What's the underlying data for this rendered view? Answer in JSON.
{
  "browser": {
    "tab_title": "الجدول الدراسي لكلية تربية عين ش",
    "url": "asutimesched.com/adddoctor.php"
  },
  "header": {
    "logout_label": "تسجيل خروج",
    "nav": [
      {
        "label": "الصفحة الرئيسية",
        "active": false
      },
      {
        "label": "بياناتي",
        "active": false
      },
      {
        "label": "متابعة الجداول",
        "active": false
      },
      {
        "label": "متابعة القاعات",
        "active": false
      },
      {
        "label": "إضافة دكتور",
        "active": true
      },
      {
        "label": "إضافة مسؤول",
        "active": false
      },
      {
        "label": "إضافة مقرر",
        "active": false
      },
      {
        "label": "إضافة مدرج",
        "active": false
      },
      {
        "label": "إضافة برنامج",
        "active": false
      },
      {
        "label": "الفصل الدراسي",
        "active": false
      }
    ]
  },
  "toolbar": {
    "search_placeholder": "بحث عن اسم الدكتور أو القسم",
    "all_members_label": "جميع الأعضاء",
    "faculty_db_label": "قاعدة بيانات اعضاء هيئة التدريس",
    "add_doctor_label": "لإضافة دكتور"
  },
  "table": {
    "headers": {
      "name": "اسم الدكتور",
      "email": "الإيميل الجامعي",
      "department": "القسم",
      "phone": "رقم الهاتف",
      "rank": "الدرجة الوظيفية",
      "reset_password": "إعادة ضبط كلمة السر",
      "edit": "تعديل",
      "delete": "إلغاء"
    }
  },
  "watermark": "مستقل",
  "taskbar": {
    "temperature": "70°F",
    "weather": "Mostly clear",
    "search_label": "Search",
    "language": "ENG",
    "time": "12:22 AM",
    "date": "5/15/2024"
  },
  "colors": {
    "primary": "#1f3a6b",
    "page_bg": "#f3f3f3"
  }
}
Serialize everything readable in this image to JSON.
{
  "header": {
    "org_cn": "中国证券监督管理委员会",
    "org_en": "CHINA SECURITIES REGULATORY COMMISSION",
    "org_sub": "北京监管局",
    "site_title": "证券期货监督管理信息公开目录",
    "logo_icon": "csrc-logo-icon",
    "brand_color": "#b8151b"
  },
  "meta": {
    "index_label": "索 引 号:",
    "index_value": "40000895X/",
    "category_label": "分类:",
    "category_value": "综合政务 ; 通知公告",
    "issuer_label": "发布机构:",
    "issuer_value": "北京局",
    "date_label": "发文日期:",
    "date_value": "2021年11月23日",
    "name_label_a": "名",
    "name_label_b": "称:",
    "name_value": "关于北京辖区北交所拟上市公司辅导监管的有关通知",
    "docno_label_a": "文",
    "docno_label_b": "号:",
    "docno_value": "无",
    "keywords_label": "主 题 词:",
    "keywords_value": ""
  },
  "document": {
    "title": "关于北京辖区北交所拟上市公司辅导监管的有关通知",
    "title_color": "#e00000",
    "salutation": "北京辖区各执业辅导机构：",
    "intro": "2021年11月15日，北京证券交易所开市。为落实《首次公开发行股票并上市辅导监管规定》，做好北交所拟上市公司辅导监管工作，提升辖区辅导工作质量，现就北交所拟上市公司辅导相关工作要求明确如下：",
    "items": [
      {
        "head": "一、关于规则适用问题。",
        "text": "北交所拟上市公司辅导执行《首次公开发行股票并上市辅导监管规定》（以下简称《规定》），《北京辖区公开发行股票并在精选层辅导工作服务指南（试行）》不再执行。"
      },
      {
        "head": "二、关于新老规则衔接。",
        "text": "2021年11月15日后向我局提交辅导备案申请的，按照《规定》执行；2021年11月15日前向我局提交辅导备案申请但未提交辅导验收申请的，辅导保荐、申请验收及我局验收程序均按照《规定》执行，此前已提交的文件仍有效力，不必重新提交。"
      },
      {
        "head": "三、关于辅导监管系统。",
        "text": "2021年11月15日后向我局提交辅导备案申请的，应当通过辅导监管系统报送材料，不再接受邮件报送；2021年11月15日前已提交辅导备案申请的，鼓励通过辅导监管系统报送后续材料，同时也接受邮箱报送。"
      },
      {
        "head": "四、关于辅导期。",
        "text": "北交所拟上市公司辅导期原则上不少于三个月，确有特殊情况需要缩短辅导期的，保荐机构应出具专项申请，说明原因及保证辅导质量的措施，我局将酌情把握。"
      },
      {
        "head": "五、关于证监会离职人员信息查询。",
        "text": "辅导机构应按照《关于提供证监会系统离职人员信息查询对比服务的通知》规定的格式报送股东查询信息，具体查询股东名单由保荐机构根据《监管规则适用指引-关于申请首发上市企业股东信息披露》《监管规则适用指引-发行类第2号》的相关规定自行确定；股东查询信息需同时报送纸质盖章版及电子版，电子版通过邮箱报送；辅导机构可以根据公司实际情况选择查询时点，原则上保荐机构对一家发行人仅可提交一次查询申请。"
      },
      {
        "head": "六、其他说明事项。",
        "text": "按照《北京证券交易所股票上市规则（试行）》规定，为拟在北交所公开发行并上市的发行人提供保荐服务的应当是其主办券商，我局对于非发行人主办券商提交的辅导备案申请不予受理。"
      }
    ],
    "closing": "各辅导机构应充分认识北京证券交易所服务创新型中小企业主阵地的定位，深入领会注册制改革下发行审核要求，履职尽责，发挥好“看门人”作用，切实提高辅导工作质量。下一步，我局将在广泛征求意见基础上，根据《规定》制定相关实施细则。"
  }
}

○ ○ ○ ○ ○

• TASK DIRECTIONS
Search the records above for the string "JSON". Copy every line that contains it.

• FINISHED EXERCISE
What's the underlying data for this rendered view? Answer in JSON.
Serialize everything readable in this image to JSON.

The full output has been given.